Goal of the exercise ::
Print all the entries verbatim.

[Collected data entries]
++++++++++++++++++++

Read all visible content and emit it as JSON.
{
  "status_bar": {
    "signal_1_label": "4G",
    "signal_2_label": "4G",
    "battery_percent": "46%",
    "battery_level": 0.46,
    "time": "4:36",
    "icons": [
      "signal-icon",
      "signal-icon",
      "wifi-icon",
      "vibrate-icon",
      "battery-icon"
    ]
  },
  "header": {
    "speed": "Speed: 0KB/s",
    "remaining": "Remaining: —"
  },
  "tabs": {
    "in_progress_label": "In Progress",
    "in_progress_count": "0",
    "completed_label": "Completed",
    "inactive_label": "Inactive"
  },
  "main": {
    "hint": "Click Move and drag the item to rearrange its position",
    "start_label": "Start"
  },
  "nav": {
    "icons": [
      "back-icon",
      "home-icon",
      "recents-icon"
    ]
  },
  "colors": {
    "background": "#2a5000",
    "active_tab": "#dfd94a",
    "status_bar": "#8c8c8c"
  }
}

++++++++++++++++++++

The answer ::
Read all visible content and emit it as JSON.
{
  "status_bar": {
    "signal_1_label": "4G",
    "signal_2_label": "4G",
    "battery_percent": "46%",
    "battery_level": 0.46,
    "time": "4:36",
    "icons": [
      "signal-icon",
      "signal-icon",
      "wifi-icon",
      "vibrate-icon",
      "battery-icon"
    ]
  },
  "header": {
    "speed": "Speed: 0KB/s",
    "remaining": "Remaining: —"
  },
  "tabs": {
    "in_progress_label": "In Progress",
    "in_progress_count": "0",
    "completed_label": "Completed",
    "inactive_label": "Inactive"
  },
  "main": {
    "hint": "Click Move and drag the item to rearrange its position",
    "start_label": "Start"
  },
  "nav": {
    "icons": [
      "back-icon",
      "home-icon",
      "recents-icon"
    ]
  },
  "colors": {
    "background": "#2a5000",
    "active_tab": "#dfd94a",
    "status_bar": "#8c8c8c"
  }
}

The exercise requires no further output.